╭─ Extract to read
# Custom Brush Guard



## Steve-Kioti (Jul 28, 2020)

I recently purchased a Kioti 2610 and plan on making a grapple.
I have seen many posts regarding twigs/brush damaging the front grill. So decided to design a custom brush guard. If anyone is interest I'm happy to design customer versions.

First prototype will be cut from steel, to check fit and then will have it laser cut from stainless steel.


----------



## Steve-Kioti (Jul 28, 2020)

I will share prices within a few days, in case anyone is interest.


----------



## pogobill (Jan 31, 2012)

Ahhhh... to have money! Looks amazing.


----------



## Matt0188 (Jul 30, 2020)

That's really cool


----------



## Groo (Jan 17, 2020)
╰─
╭─ Supplied records
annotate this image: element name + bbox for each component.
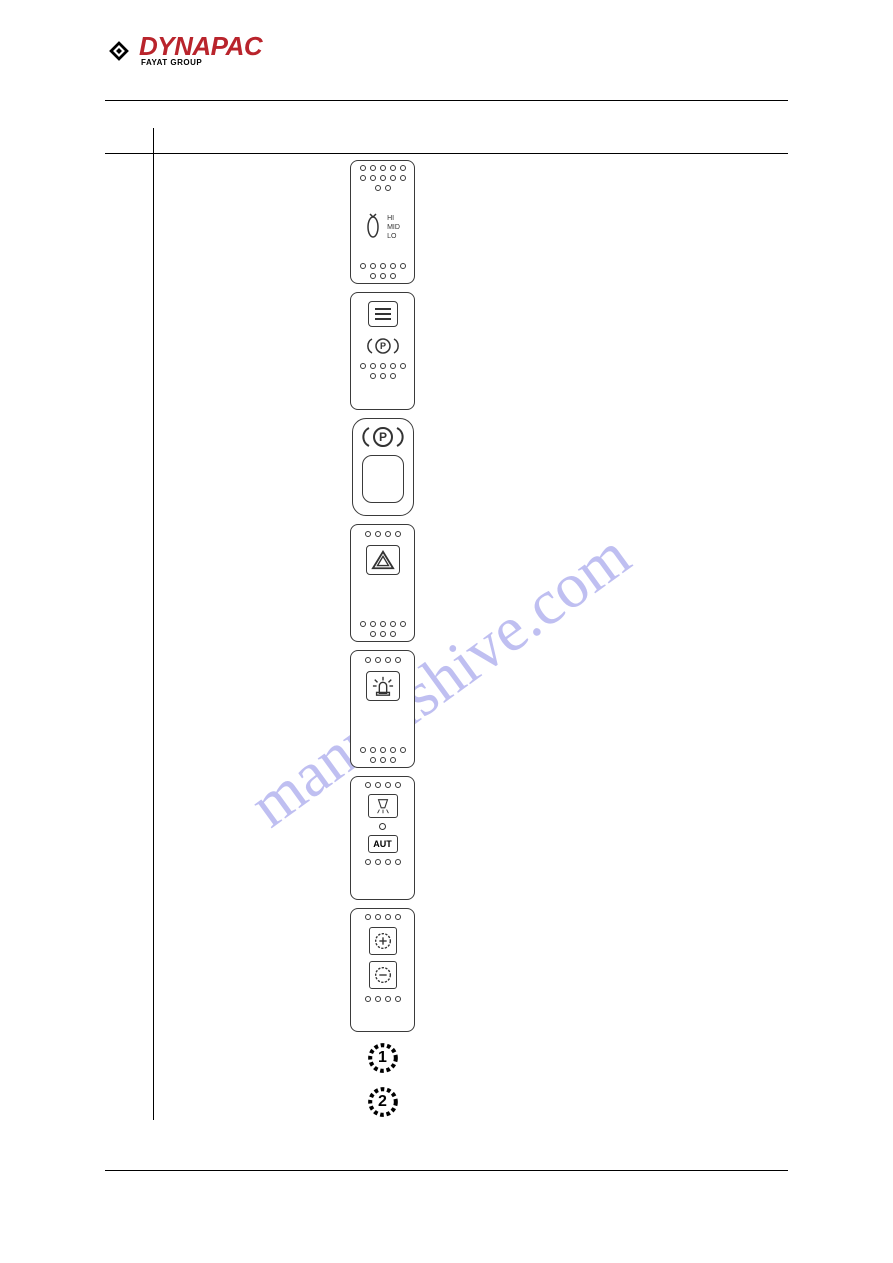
content-rule-left xyxy=(105,153,153,154)
gear-plus-icon xyxy=(369,927,397,955)
grip-dots xyxy=(351,909,414,924)
parking-p-brackets-icon: P xyxy=(362,425,404,449)
gear-2-label: 2 xyxy=(378,1093,387,1111)
grip-dots xyxy=(351,651,414,667)
brand-name: DYNAPAC xyxy=(139,35,262,58)
button-parking-brake[interactable]: P xyxy=(352,418,414,516)
amp-label-hi: HI xyxy=(387,214,400,223)
svg-text:P: P xyxy=(378,430,386,444)
sprinkler-icon xyxy=(368,794,398,818)
brand-logo: DYNAPAC FAYAT GROUP xyxy=(105,35,262,67)
button-pad xyxy=(362,455,404,503)
grip-dots xyxy=(351,855,414,869)
switch-amplitude[interactable]: HI MID LO xyxy=(350,160,415,284)
watermark: manualshive.com xyxy=(236,518,643,842)
center-dot-icon xyxy=(379,823,386,830)
content-rule-right xyxy=(153,153,788,154)
gear-1-label: 1 xyxy=(378,1049,387,1067)
horizontal-lines-icon xyxy=(368,301,398,327)
content-vline xyxy=(153,128,154,1120)
switch-beacon[interactable] xyxy=(350,650,415,768)
brand-text-block: DYNAPAC FAYAT GROUP xyxy=(139,35,262,67)
grip-dots xyxy=(351,259,414,283)
gear-indicator-2: 2 xyxy=(365,1084,401,1120)
beacon-light-icon xyxy=(366,671,400,701)
switch-parking-brake[interactable]: P xyxy=(350,292,415,410)
header-rule xyxy=(105,100,788,101)
switch-gear-select[interactable] xyxy=(350,908,415,1032)
svg-text:P: P xyxy=(379,341,385,351)
hazard-triangle-icon xyxy=(366,545,400,575)
parking-p-brackets-icon: P xyxy=(367,337,399,355)
gear-minus-icon xyxy=(369,961,397,989)
brand-mark-icon xyxy=(105,37,133,65)
switch-column: HI MID LO xyxy=(345,160,420,1120)
grip-dots xyxy=(351,992,414,1006)
grip-dots xyxy=(351,743,414,767)
page: DYNAPAC FAYAT GROUP manualshive.com xyxy=(0,0,893,1263)
grip-dots xyxy=(351,161,414,195)
footer-rule xyxy=(105,1170,788,1171)
switch-hazard[interactable] xyxy=(350,524,415,642)
aut-label: AUT xyxy=(368,835,398,853)
grip-dots xyxy=(351,617,414,641)
amp-label-mid: MID xyxy=(387,223,400,232)
grip-dots xyxy=(351,777,414,792)
gear-indicator-1: 1 xyxy=(365,1040,401,1076)
switch-watering-auto[interactable]: AUT xyxy=(350,776,415,900)
amp-label-lo: LO xyxy=(387,232,400,241)
grip-dots xyxy=(351,359,414,383)
amplitude-icon xyxy=(365,213,381,241)
grip-dots xyxy=(351,525,414,541)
╰─
Given instruction
Answer these questions from the brush guard thread:
1. Which tractor model did Steve-Kioti recently buy?
2. What material will the first prototype be cut from?
3. What does Steve-Kioti say he will share within a few days?
The data has no connection to the brush guard thread.

Final answer
1. A Kioti 2610.
2. Steel.
3. Prices.